Input:
■ ■ ■
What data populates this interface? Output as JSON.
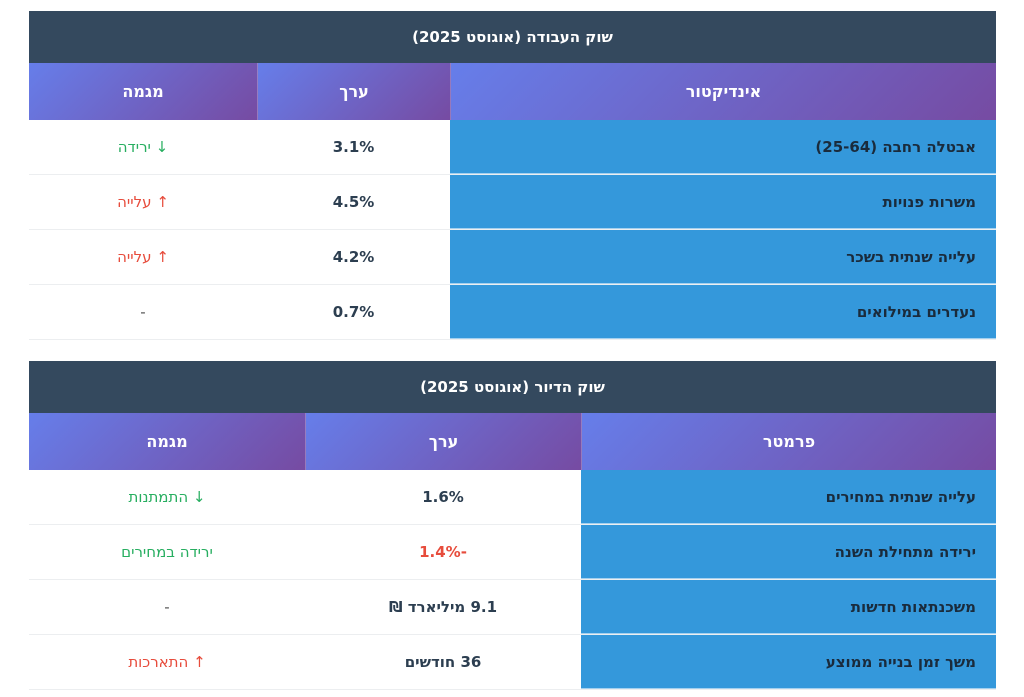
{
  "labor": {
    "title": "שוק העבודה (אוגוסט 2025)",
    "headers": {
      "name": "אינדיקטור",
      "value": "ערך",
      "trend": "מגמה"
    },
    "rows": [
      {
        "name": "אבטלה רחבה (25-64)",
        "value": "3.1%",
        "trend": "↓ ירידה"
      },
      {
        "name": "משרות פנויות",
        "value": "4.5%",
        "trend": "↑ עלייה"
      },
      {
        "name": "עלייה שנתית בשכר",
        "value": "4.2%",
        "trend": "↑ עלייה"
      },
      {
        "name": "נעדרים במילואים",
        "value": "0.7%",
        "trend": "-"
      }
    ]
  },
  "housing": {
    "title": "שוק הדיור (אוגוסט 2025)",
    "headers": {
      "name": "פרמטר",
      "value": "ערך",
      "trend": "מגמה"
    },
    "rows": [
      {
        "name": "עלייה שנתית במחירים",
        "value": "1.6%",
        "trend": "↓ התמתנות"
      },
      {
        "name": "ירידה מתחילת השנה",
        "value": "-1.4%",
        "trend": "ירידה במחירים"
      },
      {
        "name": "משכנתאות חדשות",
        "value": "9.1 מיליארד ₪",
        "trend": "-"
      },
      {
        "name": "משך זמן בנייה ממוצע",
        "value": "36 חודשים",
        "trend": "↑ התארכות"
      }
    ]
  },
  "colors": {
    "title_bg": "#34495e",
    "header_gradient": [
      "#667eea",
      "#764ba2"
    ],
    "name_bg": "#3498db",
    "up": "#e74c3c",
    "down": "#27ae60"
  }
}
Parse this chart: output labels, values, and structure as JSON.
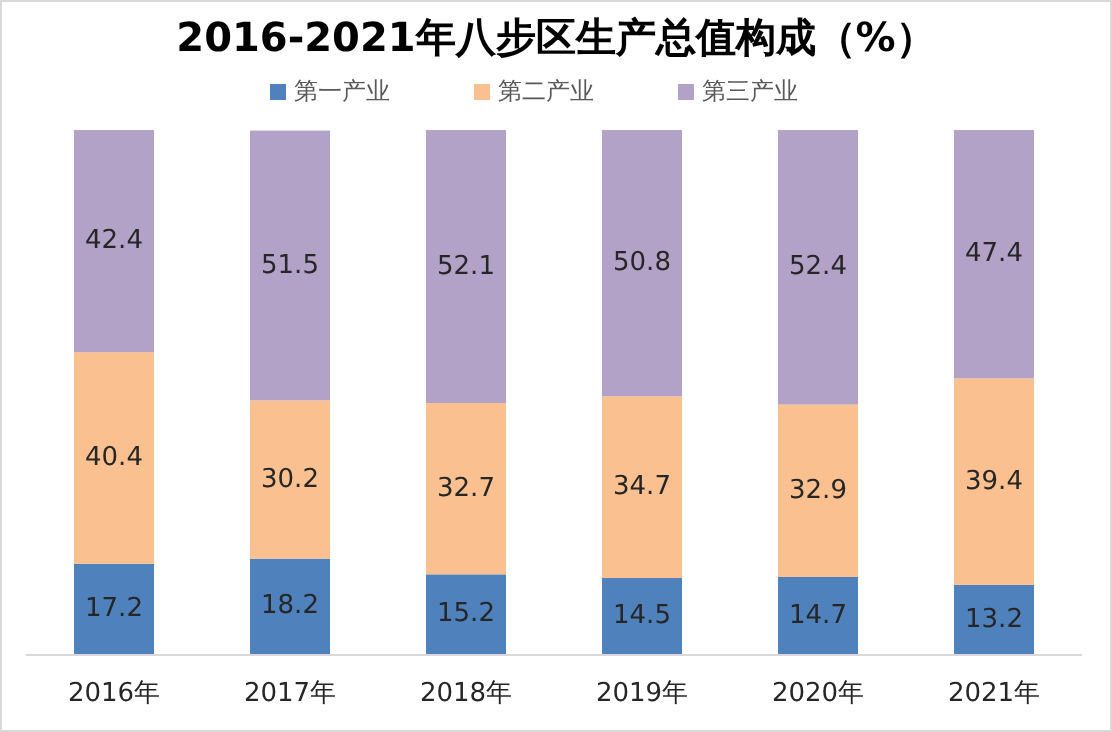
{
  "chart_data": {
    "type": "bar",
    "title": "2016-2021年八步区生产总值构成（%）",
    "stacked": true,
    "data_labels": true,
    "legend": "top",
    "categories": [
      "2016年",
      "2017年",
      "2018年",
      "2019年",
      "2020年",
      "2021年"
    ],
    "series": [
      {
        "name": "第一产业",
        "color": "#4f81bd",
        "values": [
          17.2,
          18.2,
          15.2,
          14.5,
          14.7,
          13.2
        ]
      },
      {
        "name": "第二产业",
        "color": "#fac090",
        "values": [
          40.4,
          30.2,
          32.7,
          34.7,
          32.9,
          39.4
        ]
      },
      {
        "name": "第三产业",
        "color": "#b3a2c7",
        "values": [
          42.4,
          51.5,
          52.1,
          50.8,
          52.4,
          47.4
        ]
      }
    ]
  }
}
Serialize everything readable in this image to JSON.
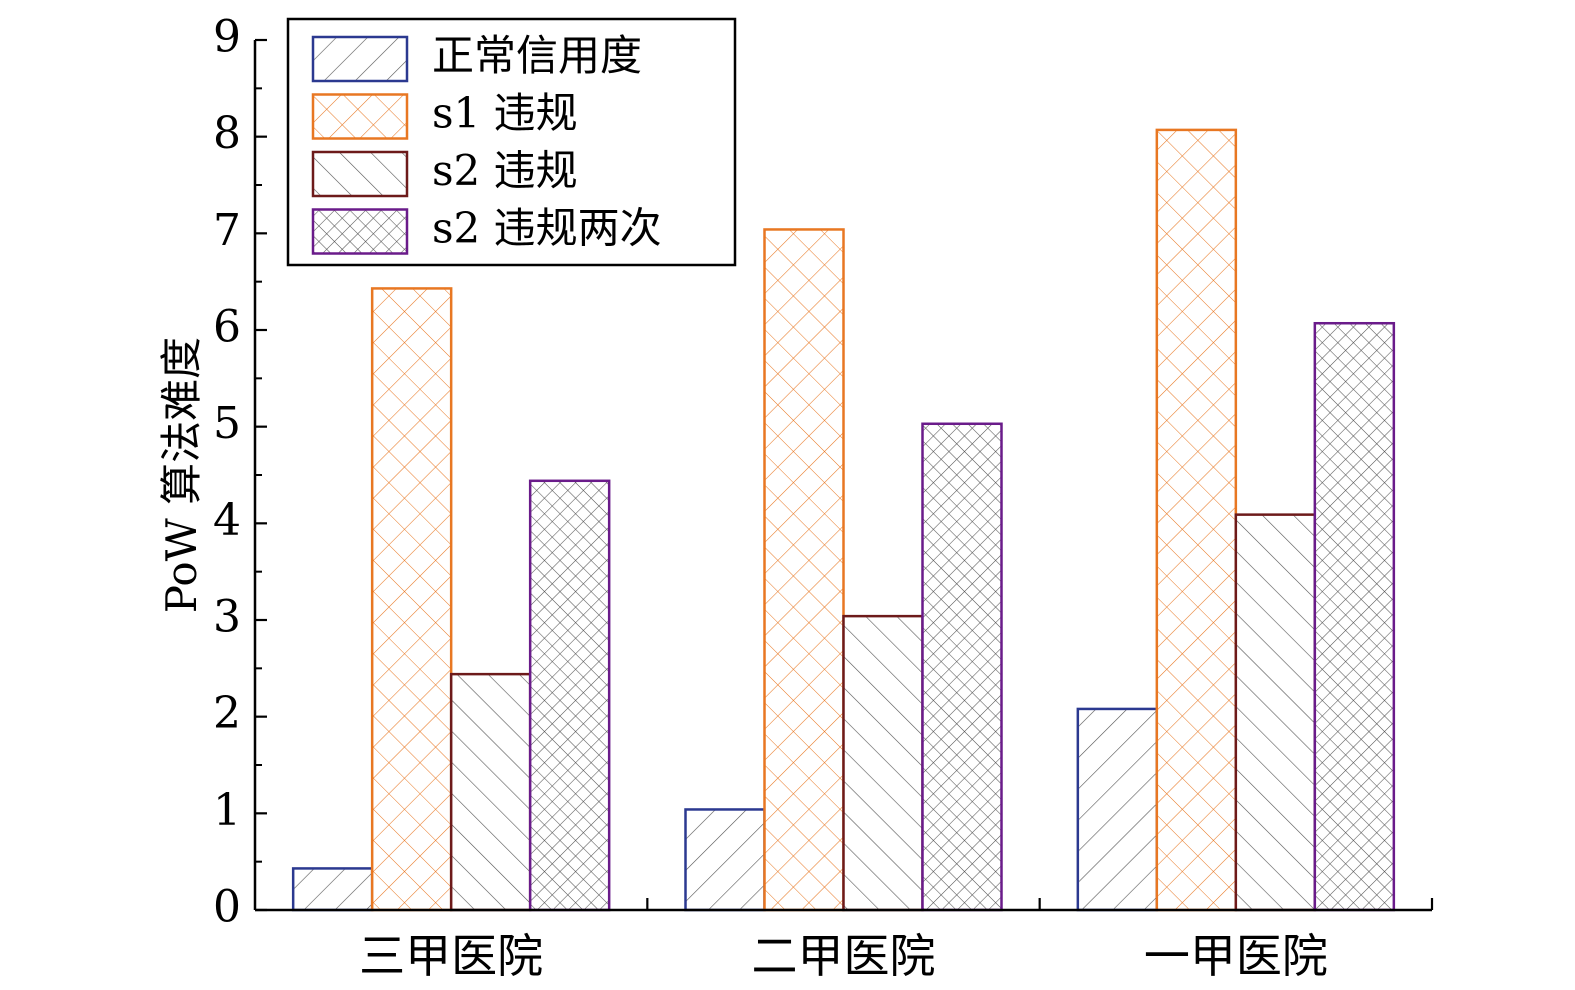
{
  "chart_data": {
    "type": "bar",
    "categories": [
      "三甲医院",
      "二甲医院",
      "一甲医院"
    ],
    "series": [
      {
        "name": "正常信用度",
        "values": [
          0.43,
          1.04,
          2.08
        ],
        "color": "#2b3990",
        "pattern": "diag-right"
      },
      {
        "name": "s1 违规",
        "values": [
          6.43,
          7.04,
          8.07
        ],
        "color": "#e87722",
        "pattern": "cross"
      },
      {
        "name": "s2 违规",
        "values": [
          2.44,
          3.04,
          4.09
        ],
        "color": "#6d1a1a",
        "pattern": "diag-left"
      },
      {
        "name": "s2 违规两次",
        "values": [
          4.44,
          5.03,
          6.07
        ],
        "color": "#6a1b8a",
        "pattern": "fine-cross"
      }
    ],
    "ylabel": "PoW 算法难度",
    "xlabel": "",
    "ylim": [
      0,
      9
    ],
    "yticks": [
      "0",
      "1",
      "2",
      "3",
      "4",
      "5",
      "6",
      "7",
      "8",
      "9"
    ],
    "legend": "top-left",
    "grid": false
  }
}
■ ■ ■
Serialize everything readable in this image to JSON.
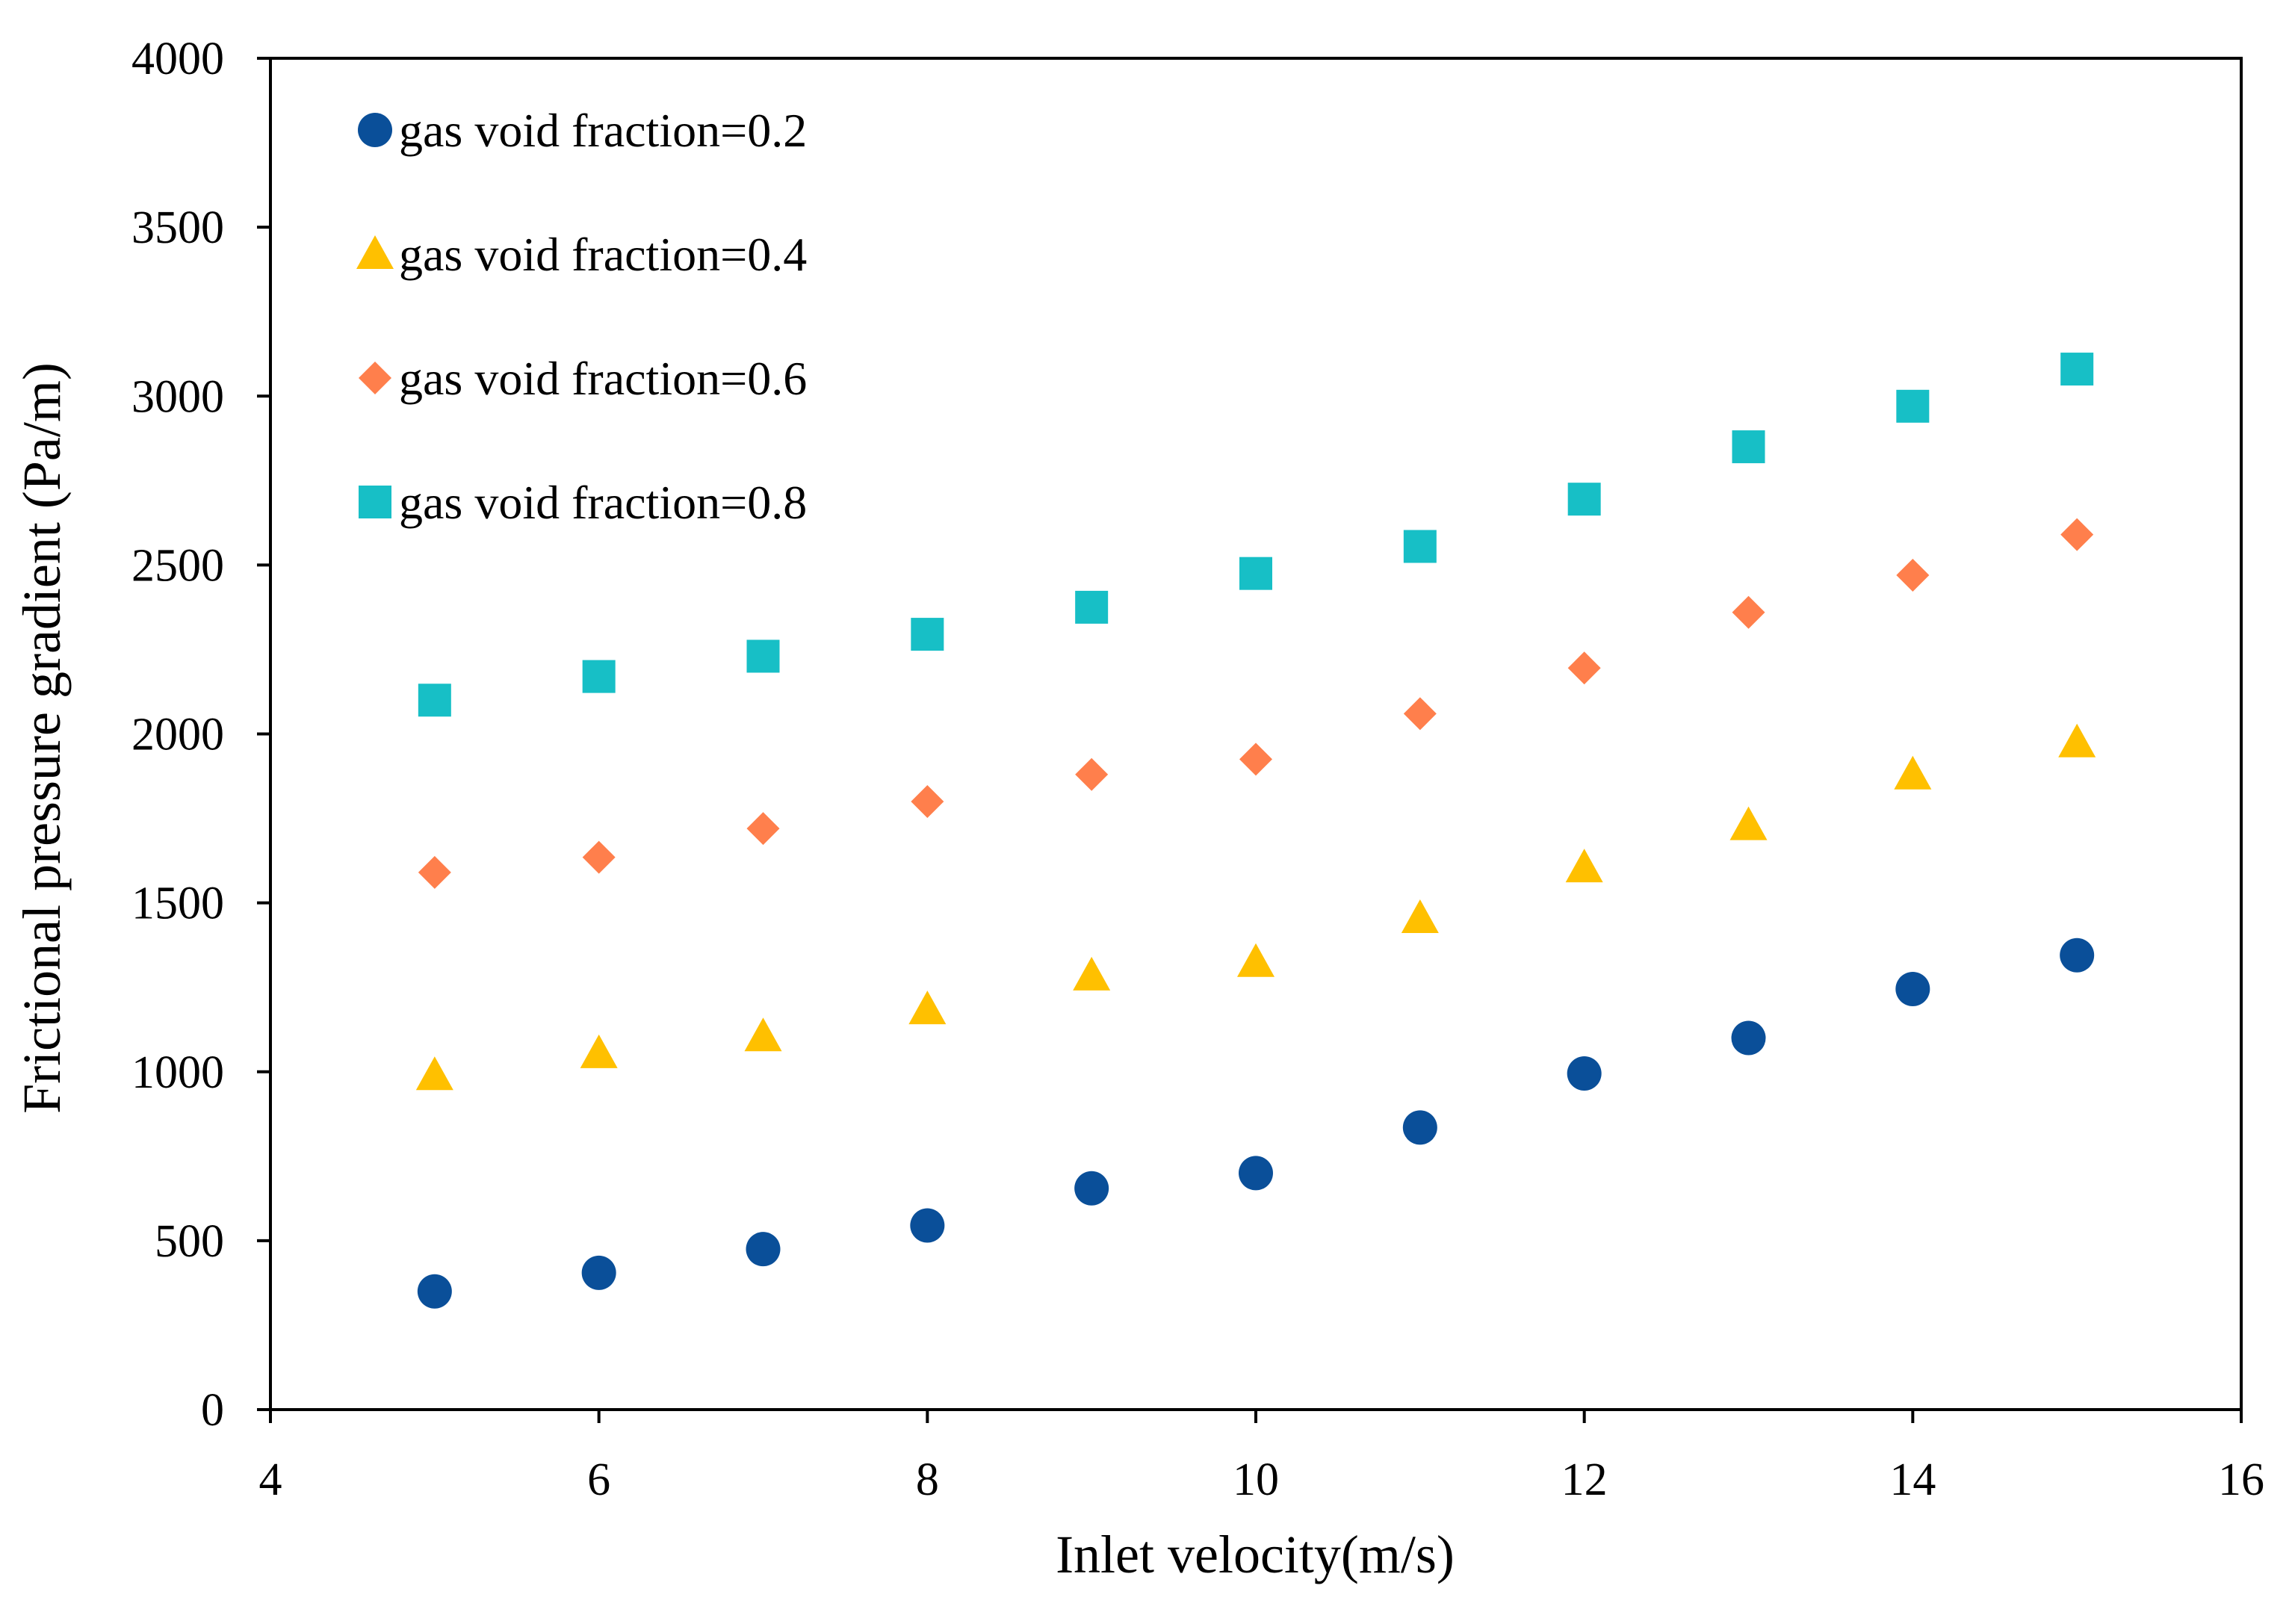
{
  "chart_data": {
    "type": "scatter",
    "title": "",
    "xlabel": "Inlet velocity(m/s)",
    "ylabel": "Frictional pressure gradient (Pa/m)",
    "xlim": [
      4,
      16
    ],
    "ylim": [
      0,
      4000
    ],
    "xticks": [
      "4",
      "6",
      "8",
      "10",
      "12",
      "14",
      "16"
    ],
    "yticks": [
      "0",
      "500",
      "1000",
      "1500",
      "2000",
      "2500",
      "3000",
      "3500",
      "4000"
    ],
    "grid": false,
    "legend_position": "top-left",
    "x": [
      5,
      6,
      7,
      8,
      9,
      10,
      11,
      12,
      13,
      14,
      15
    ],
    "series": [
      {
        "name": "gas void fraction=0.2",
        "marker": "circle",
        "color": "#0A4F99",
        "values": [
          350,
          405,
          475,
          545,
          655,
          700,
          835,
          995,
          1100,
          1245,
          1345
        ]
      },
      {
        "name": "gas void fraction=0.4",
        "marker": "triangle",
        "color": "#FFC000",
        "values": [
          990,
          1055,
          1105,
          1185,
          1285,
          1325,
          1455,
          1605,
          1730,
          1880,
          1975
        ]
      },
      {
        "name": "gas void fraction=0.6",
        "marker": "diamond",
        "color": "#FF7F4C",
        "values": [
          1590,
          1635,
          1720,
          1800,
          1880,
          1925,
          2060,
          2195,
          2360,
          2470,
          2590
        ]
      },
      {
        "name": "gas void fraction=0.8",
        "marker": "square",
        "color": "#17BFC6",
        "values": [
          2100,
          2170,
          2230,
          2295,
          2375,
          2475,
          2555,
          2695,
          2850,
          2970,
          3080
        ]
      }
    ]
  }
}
■ ■ ■
What is needed: Go through the data above and find the lines with the word "void". Copy each of those lines.

Output for this exercise:
        "name": "gas void fraction=0.2",
        "name": "gas void fraction=0.4",
        "name": "gas void fraction=0.6",
        "name": "gas void fraction=0.8",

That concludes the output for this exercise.